» **Stated goal**
In the entries that follow, identify the line containing "Extract the structured" and return it together with all later lines, exactly as they appear.

» **Dataset entries on figures**
--- BEGIN ---
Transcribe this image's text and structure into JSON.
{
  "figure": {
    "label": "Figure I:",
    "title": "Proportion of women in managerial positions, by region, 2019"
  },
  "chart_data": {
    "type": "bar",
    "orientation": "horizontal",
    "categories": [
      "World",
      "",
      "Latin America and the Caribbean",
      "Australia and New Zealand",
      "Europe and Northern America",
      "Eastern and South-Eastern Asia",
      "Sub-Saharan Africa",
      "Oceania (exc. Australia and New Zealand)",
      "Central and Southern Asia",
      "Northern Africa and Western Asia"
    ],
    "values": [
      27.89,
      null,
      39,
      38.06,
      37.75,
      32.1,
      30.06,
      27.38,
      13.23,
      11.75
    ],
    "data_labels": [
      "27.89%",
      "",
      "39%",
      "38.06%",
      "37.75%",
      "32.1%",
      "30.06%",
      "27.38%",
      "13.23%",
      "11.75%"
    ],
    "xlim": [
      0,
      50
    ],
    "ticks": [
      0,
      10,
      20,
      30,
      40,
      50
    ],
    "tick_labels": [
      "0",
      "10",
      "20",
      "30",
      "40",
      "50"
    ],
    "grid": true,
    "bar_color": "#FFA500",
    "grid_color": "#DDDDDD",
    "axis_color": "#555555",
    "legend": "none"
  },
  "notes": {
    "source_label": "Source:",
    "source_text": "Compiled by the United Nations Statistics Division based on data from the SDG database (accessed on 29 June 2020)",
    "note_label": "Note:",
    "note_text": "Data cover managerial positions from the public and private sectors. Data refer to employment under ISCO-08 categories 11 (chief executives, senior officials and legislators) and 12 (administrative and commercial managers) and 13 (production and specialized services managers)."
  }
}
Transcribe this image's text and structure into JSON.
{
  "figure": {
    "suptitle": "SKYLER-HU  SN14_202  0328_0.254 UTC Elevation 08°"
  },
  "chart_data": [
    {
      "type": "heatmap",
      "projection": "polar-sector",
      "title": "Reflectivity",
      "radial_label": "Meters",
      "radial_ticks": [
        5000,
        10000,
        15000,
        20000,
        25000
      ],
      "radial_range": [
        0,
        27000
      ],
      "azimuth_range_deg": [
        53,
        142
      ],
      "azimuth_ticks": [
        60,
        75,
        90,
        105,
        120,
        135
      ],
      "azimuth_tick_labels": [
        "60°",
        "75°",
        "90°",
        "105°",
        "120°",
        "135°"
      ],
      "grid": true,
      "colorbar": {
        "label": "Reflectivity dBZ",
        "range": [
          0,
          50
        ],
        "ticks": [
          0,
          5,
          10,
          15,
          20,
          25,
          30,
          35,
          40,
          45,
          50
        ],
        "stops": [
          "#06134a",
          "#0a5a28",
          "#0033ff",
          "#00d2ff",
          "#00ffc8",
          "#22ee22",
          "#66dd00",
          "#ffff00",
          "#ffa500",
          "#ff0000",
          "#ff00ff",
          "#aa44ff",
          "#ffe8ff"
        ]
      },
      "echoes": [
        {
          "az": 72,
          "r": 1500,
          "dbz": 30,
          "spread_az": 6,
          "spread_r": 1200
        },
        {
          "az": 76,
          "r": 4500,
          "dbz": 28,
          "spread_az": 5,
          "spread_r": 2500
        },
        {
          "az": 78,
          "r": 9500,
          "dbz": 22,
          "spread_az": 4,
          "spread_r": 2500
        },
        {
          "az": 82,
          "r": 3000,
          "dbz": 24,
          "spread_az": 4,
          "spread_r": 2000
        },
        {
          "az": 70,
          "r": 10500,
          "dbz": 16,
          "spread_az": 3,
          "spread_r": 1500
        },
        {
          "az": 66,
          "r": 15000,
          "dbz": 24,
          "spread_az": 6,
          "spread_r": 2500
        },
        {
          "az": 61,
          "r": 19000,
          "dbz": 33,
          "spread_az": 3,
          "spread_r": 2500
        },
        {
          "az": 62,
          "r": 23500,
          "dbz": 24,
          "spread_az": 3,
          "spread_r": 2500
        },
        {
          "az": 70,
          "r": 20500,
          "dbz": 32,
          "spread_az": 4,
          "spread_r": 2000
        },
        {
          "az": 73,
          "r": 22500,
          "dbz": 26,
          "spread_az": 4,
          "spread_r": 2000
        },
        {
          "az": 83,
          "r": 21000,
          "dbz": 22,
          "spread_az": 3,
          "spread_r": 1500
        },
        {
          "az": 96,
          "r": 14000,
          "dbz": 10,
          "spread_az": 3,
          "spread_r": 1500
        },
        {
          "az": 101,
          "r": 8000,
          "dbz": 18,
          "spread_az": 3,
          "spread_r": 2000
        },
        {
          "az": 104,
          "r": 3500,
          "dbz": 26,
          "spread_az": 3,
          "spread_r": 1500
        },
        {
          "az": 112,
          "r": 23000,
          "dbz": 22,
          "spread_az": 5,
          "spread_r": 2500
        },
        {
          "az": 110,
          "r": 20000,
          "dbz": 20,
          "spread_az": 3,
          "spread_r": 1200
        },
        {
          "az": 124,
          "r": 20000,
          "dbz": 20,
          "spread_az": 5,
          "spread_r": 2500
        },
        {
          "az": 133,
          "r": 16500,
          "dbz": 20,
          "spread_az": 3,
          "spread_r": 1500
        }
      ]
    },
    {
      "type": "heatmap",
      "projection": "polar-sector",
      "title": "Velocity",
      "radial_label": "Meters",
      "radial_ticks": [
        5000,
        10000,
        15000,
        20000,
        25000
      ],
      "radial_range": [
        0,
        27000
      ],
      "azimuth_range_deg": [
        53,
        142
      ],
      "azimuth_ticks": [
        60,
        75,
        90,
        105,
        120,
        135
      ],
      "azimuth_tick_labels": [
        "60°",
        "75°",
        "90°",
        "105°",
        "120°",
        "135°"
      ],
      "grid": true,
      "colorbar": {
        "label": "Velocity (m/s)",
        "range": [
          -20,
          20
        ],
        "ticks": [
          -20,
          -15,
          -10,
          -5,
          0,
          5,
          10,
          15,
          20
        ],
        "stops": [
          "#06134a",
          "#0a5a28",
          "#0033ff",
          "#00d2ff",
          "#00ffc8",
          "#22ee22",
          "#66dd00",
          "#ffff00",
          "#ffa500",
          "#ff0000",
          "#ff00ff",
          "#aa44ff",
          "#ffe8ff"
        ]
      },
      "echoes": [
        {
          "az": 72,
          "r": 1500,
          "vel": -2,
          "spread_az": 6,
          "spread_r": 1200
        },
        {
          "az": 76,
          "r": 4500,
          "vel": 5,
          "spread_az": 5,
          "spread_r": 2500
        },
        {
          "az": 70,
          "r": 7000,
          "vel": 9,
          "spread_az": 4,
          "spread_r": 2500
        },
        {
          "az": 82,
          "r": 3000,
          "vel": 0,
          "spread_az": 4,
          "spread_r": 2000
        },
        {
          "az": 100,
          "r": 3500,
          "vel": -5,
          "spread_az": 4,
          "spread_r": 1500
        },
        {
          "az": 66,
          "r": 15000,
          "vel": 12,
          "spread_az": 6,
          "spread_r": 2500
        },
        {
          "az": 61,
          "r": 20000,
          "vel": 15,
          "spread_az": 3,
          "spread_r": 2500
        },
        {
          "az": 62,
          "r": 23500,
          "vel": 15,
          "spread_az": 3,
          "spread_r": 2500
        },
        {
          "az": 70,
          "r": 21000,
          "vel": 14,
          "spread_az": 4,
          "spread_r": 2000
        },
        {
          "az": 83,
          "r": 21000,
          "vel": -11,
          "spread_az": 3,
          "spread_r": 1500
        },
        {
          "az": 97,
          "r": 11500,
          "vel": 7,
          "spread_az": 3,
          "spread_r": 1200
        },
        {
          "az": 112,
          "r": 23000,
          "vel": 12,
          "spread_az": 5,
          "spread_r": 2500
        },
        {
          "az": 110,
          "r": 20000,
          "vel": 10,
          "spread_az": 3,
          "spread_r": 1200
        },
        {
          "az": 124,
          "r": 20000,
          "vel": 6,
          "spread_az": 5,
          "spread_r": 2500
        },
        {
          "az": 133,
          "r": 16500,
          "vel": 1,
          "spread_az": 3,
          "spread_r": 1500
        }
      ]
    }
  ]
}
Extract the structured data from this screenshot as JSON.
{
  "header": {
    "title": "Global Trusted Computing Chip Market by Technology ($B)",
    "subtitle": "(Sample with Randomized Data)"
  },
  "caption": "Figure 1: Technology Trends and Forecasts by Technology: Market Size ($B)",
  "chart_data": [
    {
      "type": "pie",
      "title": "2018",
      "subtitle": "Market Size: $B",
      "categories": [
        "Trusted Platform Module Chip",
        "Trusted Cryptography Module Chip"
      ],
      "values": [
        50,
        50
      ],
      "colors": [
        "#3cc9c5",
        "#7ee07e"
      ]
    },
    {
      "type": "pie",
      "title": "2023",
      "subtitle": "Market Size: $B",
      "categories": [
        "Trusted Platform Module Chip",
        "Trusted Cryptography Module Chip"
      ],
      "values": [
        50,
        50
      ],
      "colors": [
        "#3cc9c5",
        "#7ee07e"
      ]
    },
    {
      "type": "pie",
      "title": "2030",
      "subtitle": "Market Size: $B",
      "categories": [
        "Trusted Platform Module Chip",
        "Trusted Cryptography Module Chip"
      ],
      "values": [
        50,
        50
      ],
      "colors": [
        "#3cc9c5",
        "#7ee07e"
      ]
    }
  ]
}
--- END ---
» **Complete answer**
Extract the structured data from this screenshot as JSON.
{
  "header": {
    "title": "Global Trusted Computing Chip Market by Technology ($B)",
    "subtitle": "(Sample with Randomized Data)"
  },
  "caption": "Figure 1: Technology Trends and Forecasts by Technology: Market Size ($B)",
  "chart_data": [
    {
      "type": "pie",
      "title": "2018",
      "subtitle": "Market Size: $B",
      "categories": [
        "Trusted Platform Module Chip",
        "Trusted Cryptography Module Chip"
      ],
      "values": [
        50,
        50
      ],
      "colors": [
        "#3cc9c5",
        "#7ee07e"
      ]
    },
    {
      "type": "pie",
      "title": "2023",
      "subtitle": "Market Size: $B",
      "categories": [
        "Trusted Platform Module Chip",
        "Trusted Cryptography Module Chip"
      ],
      "values": [
        50,
        50
      ],
      "colors": [
        "#3cc9c5",
        "#7ee07e"
      ]
    },
    {
      "type": "pie",
      "title": "2030",
      "subtitle": "Market Size: $B",
      "categories": [
        "Trusted Platform Module Chip",
        "Trusted Cryptography Module Chip"
      ],
      "values": [
        50,
        50
      ],
      "colors": [
        "#3cc9c5",
        "#7ee07e"
      ]
    }
  ]
}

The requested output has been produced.